(Data excerpts)
^^^^

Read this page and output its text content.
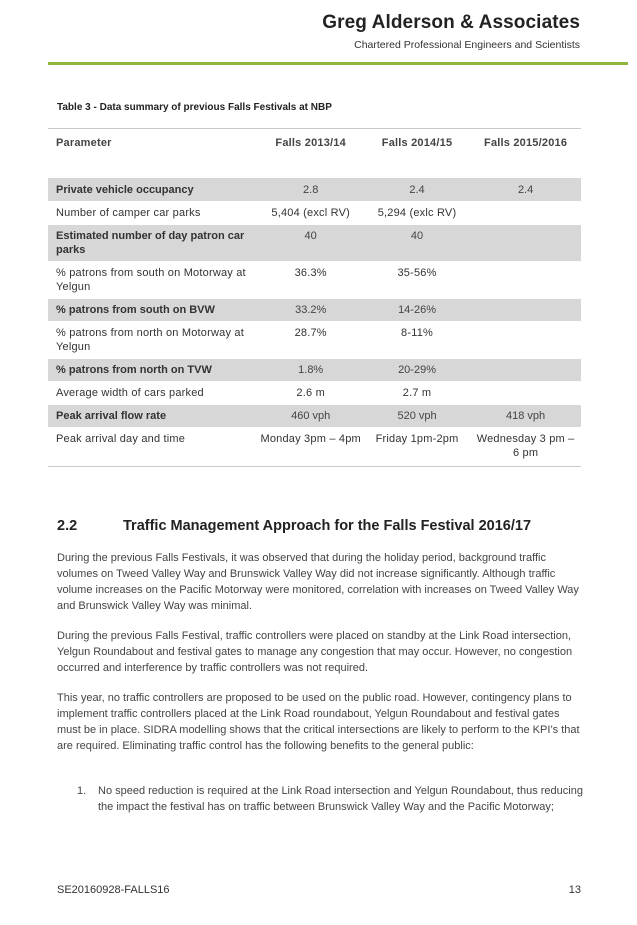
Greg Alderson & Associates
Chartered Professional Engineers and Scientists
Table 3 - Data summary of previous Falls Festivals at NBP
Parameter	Falls 2013/14	Falls 2014/15	Falls 2015/2016

Private vehicle occupancy	2.8	2.4	2.4
Number of camper car parks	5,404 (excl RV)	5,294 (exlc RV)	
Estimated number of day patron car parks	40	40	
% patrons from south on Motorway at Yelgun	36.3%	35-56%	
% patrons from south on BVW	33.2%	14-26%	
% patrons from north on Motorway at Yelgun	28.7%	8-11%	
% patrons from north on TVW	1.8%	20-29%	
Average width of cars parked	2.6 m	2.7 m	
Peak arrival flow rate	460 vph	520 vph	418 vph
Peak arrival day and time	Monday 3pm – 4pm	Friday 1pm-2pm	Wednesday 3 pm – 6 pm
2.2	Traffic Management Approach for the Falls Festival 2016/17
During the previous Falls Festivals, it was observed that during the holiday period, background traffic volumes on Tweed Valley Way and Brunswick Valley Way did not increase significantly. Although traffic volume increases on the Pacific Motorway were monitored, correlation with increases on Tweed Valley Way and Brunswick Valley Way was minimal.
During the previous Falls Festival, traffic controllers were placed on standby at the Link Road intersection, Yelgun Roundabout and festival gates to manage any congestion that may occur. However, no congestion occurred and interference by traffic controllers was not required.
This year, no traffic controllers are proposed to be used on the public road. However, contingency plans to implement traffic controllers placed at the Link Road roundabout, Yelgun Roundabout and festival gates must be in place. SIDRA modelling shows that the critical intersections are likely to perform to the KPI’s that are required. Eliminating traffic control has the following benefits to the general public:
1. No speed reduction is required at the Link Road intersection and Yelgun Roundabout, thus reducing the impact the festival has on traffic between Brunswick Valley Way and the Pacific Motorway;
SE20160928-FALLS16	13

^^^^

* What to produce
Copy all the entries word for word. Omit any pictures.

* Answer to this task
Read this page and output its text content.
Greg Alderson & Associates
Chartered Professional Engineers and Scientists
Table 3 - Data summary of previous Falls Festivals at NBP
Parameter	Falls 2013/14	Falls 2014/15	Falls 2015/2016

Private vehicle occupancy	2.8	2.4	2.4
Number of camper car parks	5,404 (excl RV)	5,294 (exlc RV)	
Estimated number of day patron car parks	40	40	
% patrons from south on Motorway at Yelgun	36.3%	35-56%	
% patrons from south on BVW	33.2%	14-26%	
% patrons from north on Motorway at Yelgun	28.7%	8-11%	
% patrons from north on TVW	1.8%	20-29%	
Average width of cars parked	2.6 m	2.7 m	
Peak arrival flow rate	460 vph	520 vph	418 vph
Peak arrival day and time	Monday 3pm – 4pm	Friday 1pm-2pm	Wednesday 3 pm – 6 pm
2.2	Traffic Management Approach for the Falls Festival 2016/17
During the previous Falls Festivals, it was observed that during the holiday period, background traffic volumes on Tweed Valley Way and Brunswick Valley Way did not increase significantly. Although traffic volume increases on the Pacific Motorway were monitored, correlation with increases on Tweed Valley Way and Brunswick Valley Way was minimal.
During the previous Falls Festival, traffic controllers were placed on standby at the Link Road intersection, Yelgun Roundabout and festival gates to manage any congestion that may occur. However, no congestion occurred and interference by traffic controllers was not required.
This year, no traffic controllers are proposed to be used on the public road. However, contingency plans to implement traffic controllers placed at the Link Road roundabout, Yelgun Roundabout and festival gates must be in place. SIDRA modelling shows that the critical intersections are likely to perform to the KPI’s that are required. Eliminating traffic control has the following benefits to the general public:
1. No speed reduction is required at the Link Road intersection and Yelgun Roundabout, thus reducing the impact the festival has on traffic between Brunswick Valley Way and the Pacific Motorway;
SE20160928-FALLS16	13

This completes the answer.